### What you are asked to do
Restate all of the entries verbatim.

Element data from apps and pages
:::
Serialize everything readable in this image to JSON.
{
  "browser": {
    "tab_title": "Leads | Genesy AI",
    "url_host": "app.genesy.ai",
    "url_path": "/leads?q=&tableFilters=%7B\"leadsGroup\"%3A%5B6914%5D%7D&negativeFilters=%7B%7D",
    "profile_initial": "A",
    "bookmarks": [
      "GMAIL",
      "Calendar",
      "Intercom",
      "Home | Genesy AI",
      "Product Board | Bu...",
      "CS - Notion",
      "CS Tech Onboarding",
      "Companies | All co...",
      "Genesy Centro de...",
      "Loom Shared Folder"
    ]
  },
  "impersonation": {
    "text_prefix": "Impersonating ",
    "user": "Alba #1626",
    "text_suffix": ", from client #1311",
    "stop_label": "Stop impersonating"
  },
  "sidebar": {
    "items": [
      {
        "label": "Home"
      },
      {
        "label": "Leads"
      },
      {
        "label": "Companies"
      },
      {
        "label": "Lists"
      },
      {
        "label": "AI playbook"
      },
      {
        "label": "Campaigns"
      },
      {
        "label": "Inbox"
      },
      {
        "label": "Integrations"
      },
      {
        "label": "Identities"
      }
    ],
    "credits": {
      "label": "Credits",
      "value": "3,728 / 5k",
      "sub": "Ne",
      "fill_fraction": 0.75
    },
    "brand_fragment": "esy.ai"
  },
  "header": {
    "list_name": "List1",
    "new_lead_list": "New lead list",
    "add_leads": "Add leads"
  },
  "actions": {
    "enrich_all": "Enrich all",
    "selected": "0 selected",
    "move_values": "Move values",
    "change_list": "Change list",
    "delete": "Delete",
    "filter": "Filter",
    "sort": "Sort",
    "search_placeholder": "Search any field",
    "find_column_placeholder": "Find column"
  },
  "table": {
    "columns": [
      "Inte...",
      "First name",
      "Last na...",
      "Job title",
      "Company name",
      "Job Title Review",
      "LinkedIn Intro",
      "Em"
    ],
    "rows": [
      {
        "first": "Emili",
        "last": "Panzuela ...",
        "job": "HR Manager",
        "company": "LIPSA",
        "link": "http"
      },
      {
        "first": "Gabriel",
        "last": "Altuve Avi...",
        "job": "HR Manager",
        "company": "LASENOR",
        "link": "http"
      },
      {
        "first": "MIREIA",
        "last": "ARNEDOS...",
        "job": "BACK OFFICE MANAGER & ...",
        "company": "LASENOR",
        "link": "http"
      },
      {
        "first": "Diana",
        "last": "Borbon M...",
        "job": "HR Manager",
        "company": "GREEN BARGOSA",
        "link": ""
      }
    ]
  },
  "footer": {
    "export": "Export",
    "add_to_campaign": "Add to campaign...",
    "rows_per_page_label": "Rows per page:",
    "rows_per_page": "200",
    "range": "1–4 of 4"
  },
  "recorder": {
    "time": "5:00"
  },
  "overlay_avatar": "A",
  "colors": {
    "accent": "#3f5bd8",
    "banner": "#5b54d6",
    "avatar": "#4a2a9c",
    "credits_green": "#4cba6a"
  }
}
:::
### Output
Serialize everything readable in this image to JSON.
{
  "browser": {
    "tab_title": "Leads | Genesy AI",
    "url_host": "app.genesy.ai",
    "url_path": "/leads?q=&tableFilters=%7B\"leadsGroup\"%3A%5B6914%5D%7D&negativeFilters=%7B%7D",
    "profile_initial": "A",
    "bookmarks": [
      "GMAIL",
      "Calendar",
      "Intercom",
      "Home | Genesy AI",
      "Product Board | Bu...",
      "CS - Notion",
      "CS Tech Onboarding",
      "Companies | All co...",
      "Genesy Centro de...",
      "Loom Shared Folder"
    ]
  },
  "impersonation": {
    "text_prefix": "Impersonating ",
    "user": "Alba #1626",
    "text_suffix": ", from client #1311",
    "stop_label": "Stop impersonating"
  },
  "sidebar": {
    "items": [
      {
        "label": "Home"
      },
      {
        "label": "Leads"
      },
      {
        "label": "Companies"
      },
      {
        "label": "Lists"
      },
      {
        "label": "AI playbook"
      },
      {
        "label": "Campaigns"
      },
      {
        "label": "Inbox"
      },
      {
        "label": "Integrations"
      },
      {
        "label": "Identities"
      }
    ],
    "credits": {
      "label": "Credits",
      "value": "3,728 / 5k",
      "sub": "Ne",
      "fill_fraction": 0.75
    },
    "brand_fragment": "esy.ai"
  },
  "header": {
    "list_name": "List1",
    "new_lead_list": "New lead list",
    "add_leads": "Add leads"
  },
  "actions": {
    "enrich_all": "Enrich all",
    "selected": "0 selected",
    "move_values": "Move values",
    "change_list": "Change list",
    "delete": "Delete",
    "filter": "Filter",
    "sort": "Sort",
    "search_placeholder": "Search any field",
    "find_column_placeholder": "Find column"
  },
  "table": {
    "columns": [
      "Inte...",
      "First name",
      "Last na...",
      "Job title",
      "Company name",
      "Job Title Review",
      "LinkedIn Intro",
      "Em"
    ],
    "rows": [
      {
        "first": "Emili",
        "last": "Panzuela ...",
        "job": "HR Manager",
        "company": "LIPSA",
        "link": "http"
      },
      {
        "first": "Gabriel",
        "last": "Altuve Avi...",
        "job": "HR Manager",
        "company": "LASENOR",
        "link": "http"
      },
      {
        "first": "MIREIA",
        "last": "ARNEDOS...",
        "job": "BACK OFFICE MANAGER & ...",
        "company": "LASENOR",
        "link": "http"
      },
      {
        "first": "Diana",
        "last": "Borbon M...",
        "job": "HR Manager",
        "company": "GREEN BARGOSA",
        "link": ""
      }
    ]
  },
  "footer": {
    "export": "Export",
    "add_to_campaign": "Add to campaign...",
    "rows_per_page_label": "Rows per page:",
    "rows_per_page": "200",
    "range": "1–4 of 4"
  },
  "recorder": {
    "time": "5:00"
  },
  "overlay_avatar": "A",
  "colors": {
    "accent": "#3f5bd8",
    "banner": "#5b54d6",
    "avatar": "#4a2a9c",
    "credits_green": "#4cba6a"
  }
}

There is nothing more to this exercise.